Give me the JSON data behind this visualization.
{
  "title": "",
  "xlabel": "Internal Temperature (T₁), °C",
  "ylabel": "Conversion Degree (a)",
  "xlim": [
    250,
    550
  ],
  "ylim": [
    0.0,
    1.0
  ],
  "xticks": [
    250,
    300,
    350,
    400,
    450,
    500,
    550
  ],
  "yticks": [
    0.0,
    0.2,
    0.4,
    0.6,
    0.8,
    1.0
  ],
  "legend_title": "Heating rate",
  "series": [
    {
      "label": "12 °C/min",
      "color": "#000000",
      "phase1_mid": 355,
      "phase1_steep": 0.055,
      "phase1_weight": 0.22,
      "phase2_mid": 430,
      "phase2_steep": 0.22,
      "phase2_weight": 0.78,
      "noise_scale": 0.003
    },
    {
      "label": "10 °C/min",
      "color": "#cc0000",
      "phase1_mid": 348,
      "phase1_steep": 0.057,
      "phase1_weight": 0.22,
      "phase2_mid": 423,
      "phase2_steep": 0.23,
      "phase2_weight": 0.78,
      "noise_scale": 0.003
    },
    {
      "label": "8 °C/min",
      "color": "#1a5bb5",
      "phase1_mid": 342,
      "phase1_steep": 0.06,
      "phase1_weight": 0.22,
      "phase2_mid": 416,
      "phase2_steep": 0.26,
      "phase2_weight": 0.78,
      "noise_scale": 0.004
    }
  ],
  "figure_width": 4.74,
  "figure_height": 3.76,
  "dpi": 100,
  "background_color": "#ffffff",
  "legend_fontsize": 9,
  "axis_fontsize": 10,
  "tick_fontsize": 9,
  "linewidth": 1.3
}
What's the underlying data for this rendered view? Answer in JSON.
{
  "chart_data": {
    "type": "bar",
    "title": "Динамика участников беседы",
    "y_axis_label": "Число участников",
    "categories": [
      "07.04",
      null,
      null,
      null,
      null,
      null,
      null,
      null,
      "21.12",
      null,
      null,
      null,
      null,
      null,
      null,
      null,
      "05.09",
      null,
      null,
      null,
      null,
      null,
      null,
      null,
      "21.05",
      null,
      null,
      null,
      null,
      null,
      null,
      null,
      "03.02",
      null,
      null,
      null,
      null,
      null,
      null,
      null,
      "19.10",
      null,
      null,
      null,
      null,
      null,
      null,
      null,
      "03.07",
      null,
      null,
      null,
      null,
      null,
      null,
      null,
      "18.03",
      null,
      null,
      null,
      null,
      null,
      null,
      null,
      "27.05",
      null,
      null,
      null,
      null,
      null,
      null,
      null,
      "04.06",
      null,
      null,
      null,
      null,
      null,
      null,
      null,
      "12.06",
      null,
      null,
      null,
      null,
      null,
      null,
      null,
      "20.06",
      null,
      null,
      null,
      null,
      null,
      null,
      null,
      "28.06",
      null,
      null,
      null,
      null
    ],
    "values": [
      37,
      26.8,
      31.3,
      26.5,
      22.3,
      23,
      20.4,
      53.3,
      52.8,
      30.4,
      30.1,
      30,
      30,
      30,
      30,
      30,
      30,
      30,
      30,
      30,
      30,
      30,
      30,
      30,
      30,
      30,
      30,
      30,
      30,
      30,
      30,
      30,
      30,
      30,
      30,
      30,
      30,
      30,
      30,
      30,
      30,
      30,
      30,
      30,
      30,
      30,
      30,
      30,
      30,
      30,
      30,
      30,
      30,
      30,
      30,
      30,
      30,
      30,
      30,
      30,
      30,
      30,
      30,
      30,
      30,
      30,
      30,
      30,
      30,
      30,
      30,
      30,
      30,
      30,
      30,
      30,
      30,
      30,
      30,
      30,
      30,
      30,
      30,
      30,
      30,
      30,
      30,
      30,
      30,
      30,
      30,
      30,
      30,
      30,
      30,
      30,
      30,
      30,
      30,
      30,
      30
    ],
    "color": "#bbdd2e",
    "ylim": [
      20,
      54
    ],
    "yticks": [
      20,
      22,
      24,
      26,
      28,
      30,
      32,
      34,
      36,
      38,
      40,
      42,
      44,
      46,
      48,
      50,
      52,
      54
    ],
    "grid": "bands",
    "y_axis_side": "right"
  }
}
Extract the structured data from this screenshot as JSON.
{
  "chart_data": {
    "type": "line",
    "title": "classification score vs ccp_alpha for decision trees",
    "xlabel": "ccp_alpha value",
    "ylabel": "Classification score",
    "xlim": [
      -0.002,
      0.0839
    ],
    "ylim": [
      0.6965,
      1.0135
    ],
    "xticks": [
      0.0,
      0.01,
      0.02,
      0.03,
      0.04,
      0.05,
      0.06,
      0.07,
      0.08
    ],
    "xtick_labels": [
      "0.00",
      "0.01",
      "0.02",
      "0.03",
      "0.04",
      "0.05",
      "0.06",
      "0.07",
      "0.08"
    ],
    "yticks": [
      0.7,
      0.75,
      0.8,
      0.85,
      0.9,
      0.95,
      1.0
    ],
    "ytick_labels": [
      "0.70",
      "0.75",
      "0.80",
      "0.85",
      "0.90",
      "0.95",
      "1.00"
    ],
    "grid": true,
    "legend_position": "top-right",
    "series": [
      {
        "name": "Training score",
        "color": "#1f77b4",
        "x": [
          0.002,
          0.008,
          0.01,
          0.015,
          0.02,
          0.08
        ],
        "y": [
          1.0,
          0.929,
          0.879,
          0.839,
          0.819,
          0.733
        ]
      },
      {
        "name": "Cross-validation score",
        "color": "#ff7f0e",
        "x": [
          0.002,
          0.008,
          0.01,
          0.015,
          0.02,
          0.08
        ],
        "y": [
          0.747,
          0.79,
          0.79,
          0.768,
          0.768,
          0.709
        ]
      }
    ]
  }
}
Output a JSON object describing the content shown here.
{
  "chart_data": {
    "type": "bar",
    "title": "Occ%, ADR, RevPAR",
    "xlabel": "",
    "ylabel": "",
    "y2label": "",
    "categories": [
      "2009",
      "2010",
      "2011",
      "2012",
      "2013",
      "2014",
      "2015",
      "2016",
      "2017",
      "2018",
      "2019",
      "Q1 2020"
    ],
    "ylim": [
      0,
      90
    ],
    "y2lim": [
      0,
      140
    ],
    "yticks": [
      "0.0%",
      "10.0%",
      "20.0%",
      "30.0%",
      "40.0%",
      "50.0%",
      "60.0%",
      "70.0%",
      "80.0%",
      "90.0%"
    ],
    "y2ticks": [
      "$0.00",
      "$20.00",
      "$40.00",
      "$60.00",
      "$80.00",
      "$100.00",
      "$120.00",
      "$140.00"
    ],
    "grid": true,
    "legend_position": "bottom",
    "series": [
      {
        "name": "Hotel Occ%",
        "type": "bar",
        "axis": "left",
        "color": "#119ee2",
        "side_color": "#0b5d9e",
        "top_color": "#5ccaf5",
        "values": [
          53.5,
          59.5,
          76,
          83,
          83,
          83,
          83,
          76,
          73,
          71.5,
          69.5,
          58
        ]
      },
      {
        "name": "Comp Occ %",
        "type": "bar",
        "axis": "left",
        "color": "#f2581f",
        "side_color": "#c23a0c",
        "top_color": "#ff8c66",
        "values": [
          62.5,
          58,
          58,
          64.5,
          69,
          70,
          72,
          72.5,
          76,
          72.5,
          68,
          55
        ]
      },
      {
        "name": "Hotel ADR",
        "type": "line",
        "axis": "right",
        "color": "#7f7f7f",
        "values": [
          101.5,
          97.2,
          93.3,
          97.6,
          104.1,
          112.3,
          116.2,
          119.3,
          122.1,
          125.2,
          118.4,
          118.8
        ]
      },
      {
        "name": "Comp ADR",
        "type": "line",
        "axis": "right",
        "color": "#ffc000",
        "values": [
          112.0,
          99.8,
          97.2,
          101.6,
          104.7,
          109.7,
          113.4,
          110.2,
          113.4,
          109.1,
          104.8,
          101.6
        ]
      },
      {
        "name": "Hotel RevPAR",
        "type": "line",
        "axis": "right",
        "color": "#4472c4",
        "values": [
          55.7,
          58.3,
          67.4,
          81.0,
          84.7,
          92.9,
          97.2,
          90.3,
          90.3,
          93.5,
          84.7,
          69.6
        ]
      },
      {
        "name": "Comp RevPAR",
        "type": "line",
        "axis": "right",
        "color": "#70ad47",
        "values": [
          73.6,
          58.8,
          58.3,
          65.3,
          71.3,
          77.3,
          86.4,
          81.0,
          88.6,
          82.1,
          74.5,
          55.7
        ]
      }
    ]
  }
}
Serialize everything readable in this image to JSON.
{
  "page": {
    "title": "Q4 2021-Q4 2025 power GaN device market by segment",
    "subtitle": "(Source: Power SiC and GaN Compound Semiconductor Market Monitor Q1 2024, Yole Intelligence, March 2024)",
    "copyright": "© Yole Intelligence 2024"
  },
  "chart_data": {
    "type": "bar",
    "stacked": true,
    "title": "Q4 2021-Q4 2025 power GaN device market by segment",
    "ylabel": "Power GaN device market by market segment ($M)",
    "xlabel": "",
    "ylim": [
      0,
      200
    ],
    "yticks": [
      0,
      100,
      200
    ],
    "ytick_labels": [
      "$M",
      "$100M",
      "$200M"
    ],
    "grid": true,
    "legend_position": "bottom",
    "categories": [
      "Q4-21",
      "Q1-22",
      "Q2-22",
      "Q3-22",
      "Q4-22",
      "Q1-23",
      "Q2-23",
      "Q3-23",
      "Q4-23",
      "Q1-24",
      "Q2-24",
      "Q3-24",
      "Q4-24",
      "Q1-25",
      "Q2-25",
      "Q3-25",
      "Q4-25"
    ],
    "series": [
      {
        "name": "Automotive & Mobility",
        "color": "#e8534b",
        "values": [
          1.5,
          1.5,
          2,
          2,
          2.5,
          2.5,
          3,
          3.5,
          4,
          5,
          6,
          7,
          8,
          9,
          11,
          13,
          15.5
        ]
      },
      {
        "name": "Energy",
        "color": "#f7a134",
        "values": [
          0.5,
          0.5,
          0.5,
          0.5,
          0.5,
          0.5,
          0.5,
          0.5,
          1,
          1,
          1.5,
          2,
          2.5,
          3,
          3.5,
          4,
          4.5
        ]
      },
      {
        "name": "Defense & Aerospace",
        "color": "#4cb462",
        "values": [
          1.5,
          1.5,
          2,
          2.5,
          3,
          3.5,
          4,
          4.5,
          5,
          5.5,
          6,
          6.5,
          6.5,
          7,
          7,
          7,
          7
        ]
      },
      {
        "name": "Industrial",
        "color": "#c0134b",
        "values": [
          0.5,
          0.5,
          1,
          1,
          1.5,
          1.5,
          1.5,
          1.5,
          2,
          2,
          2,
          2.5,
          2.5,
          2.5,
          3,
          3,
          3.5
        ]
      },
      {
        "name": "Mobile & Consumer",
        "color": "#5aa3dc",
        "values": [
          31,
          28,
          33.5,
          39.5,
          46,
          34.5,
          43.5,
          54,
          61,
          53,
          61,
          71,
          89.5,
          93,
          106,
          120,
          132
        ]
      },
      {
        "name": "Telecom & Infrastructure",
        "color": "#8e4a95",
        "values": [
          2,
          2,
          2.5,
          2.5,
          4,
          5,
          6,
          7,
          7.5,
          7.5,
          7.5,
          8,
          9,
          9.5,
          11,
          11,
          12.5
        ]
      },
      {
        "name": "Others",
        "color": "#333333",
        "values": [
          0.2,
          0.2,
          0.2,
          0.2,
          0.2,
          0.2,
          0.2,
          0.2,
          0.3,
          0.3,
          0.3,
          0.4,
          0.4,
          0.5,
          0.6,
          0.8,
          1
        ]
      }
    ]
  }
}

━━━━━━━━

**Task instructions**. List every line above that contains the word "score".

**Result of the task**.
    "title": "classification score vs ccp_alpha for decision trees",
    "ylabel": "Classification score",
        "name": "Training score",
        "name": "Cross-validation score",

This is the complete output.